CONSIDERAÇÕES FINAIS
Com o estudo dos principais aspectos que circundam o controle de constitucionalidade, verifica-se que este é de suma importância para a preservação da ordem jurídica e para a segurança de todo o ordenamento jurídico. De fato, ao se declarar inconstitucional determinada lei ou ato normativo que contrariem a Constituição Federal, está se afirmando a sua supremacia e colaborando para o regular desenvolvimento normativo.
Em sede de controle abstrato, as decisões proferidas pelo Pretório Excelso terão eficácia erga omnes e efeito vinculante, o que acarreta a sua obrigatória observância pelo Judiciário e pelo Executivo. Vê-se que o efeito vinculante não implica mitigação da competência dos demais órgãos judiciários é e capaz de propiciar a uniformização dos julgados e a celeridade da prestação jurisdicional.
Ainda, a decisão terá, em regra, efeitos retroativos, mas é possível a modulação dos efeitos em caso de interesse social ou por razões de segurança jurídica. A modulação dos efeitos da decisão é uma ponderação necessária que respeita o princípio da supremacia da Constituição, através de um equilíbrio de valores entre o vício da norma inconstitucional e os efeitos que dela advierem e que devam ser preservados por razões de razoabilidade.
Quanto à teoria da transcendência dos motivos determinantes da decisão, que vem sendo aplicada pelo Supremo Tribunal Federal, segundo a qual não apenas o dispositivo da decisão é dotado de efeito vinculante, mas também a fundamentação da decisão, entende o Supremo que a justificativa da aplicação do efeito transcendente decorre de ser ele o órgão de cúpula do Judiciário, encarregado da guarda e da defesa da Constituição, incumbido de dar a palavra final em sede de exegese constitucional, sendo que o desrespeito, pelos demais tribunais, à sua interpretação, acarretaria o enfraquecimento da força normativa da Constituição.
━━━━━━━━
| Enunciado da tarefa |
Relacione os efeitos que as considerações finais atribuem às decisões proferidas em sede de controle abstrato. Os itens abaixo provêm de outra fonte, sem relação com as considerações finais.

| Trechos de dados |
━━━━━━━━
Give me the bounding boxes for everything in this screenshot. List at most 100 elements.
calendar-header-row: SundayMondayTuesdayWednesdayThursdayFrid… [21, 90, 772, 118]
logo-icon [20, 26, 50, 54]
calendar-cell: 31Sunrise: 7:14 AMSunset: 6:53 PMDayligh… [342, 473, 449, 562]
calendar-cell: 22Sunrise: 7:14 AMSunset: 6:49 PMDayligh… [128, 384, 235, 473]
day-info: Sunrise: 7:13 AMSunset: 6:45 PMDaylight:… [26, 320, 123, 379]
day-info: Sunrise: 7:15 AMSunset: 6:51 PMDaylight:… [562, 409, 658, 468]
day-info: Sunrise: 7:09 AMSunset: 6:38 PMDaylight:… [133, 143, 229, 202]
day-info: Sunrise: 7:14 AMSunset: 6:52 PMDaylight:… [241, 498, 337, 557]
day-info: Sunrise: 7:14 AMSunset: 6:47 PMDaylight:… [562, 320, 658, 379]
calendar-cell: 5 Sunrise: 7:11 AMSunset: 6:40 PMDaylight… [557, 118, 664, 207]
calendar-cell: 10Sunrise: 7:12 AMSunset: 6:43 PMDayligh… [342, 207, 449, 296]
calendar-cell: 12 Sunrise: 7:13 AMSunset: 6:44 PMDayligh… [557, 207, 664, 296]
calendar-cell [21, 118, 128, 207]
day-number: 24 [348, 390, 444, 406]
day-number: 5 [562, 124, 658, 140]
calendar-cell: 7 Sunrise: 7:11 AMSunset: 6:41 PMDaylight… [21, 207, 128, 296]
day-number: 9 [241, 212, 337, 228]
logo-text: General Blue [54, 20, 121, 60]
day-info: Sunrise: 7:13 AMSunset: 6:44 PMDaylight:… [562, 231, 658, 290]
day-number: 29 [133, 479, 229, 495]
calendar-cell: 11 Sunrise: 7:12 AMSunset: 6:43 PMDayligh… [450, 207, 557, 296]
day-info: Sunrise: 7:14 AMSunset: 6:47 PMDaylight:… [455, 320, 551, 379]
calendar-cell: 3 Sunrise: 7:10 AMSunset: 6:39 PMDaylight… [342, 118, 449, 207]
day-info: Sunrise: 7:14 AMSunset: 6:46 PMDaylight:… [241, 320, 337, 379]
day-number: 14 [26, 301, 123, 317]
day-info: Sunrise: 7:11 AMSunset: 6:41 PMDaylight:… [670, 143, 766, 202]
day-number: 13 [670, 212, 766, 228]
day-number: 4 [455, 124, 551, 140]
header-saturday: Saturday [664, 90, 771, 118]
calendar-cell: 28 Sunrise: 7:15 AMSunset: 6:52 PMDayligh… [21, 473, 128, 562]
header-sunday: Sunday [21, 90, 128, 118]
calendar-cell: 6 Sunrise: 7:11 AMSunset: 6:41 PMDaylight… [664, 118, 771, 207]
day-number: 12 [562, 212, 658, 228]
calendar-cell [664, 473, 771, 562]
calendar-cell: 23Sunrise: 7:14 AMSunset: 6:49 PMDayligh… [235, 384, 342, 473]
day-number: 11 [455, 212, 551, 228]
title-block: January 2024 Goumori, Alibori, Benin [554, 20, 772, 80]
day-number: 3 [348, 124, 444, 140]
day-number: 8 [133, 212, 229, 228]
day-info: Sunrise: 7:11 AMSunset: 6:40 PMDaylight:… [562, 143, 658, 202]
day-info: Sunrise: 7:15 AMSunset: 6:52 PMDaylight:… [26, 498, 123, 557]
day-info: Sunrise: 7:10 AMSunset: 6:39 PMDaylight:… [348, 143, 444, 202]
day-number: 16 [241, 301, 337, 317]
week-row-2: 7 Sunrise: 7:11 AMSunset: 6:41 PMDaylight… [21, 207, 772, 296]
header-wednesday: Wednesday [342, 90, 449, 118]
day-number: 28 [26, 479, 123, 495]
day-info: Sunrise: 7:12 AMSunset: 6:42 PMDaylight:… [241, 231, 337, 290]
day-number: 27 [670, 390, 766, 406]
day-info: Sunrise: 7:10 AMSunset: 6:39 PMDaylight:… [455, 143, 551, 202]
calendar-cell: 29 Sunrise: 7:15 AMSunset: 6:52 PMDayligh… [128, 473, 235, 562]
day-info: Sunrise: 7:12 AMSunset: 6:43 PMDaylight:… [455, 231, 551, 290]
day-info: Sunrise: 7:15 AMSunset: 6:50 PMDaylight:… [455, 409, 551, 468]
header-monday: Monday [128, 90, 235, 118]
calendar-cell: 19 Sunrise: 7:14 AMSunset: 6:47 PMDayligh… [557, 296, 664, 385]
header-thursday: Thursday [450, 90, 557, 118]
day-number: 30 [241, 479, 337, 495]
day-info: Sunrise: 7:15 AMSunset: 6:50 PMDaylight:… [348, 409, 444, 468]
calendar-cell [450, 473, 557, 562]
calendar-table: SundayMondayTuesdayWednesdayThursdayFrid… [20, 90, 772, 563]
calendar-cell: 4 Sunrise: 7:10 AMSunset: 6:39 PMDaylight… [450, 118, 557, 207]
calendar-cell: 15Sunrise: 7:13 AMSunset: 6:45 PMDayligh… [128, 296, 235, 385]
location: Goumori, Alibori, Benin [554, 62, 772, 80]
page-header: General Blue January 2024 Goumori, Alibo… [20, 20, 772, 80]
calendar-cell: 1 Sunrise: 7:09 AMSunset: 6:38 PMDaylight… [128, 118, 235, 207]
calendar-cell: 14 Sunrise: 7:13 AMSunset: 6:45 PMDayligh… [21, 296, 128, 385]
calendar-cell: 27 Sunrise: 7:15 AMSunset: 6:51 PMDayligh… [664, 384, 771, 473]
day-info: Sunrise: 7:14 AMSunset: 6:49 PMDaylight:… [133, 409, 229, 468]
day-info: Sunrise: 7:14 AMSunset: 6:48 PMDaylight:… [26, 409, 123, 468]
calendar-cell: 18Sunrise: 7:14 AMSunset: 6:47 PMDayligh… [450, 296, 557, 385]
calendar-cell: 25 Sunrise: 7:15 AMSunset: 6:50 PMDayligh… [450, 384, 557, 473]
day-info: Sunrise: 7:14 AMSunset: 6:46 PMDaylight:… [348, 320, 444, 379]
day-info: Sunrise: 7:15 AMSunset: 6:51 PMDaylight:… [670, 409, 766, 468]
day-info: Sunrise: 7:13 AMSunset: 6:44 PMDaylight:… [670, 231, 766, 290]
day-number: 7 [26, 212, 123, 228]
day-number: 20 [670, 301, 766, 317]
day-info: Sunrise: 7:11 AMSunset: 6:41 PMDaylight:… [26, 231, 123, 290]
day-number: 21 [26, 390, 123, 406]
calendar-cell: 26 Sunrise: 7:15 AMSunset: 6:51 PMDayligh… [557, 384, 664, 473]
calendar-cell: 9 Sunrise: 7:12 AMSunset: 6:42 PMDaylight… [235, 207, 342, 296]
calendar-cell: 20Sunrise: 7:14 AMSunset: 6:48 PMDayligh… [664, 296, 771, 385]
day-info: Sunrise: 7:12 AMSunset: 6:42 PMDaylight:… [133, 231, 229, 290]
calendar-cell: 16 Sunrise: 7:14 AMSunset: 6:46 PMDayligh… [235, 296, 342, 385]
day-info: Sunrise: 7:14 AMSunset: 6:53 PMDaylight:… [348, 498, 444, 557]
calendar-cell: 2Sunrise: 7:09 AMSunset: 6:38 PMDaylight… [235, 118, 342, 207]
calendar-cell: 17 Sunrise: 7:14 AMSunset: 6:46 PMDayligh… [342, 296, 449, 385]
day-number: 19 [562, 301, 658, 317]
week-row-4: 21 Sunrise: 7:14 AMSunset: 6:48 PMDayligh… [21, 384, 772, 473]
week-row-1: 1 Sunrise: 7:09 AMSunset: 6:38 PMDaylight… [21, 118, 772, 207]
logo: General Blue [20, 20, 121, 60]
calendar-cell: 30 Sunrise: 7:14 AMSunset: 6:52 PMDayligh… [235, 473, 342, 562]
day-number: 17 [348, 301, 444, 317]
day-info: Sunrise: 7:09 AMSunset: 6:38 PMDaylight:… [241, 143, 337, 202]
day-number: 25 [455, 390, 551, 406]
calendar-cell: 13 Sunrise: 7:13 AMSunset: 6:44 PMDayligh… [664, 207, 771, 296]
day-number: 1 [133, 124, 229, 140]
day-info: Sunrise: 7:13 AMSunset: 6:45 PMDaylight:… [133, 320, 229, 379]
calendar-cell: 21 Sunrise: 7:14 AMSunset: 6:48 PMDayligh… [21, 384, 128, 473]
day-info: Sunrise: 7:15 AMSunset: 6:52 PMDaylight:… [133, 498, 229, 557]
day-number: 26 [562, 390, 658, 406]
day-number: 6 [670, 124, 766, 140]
━━━━━━━━
| Resultado do exercício |
- eficácia erga omnes
- efeito vinculante
- efeitos retroativos (em regra)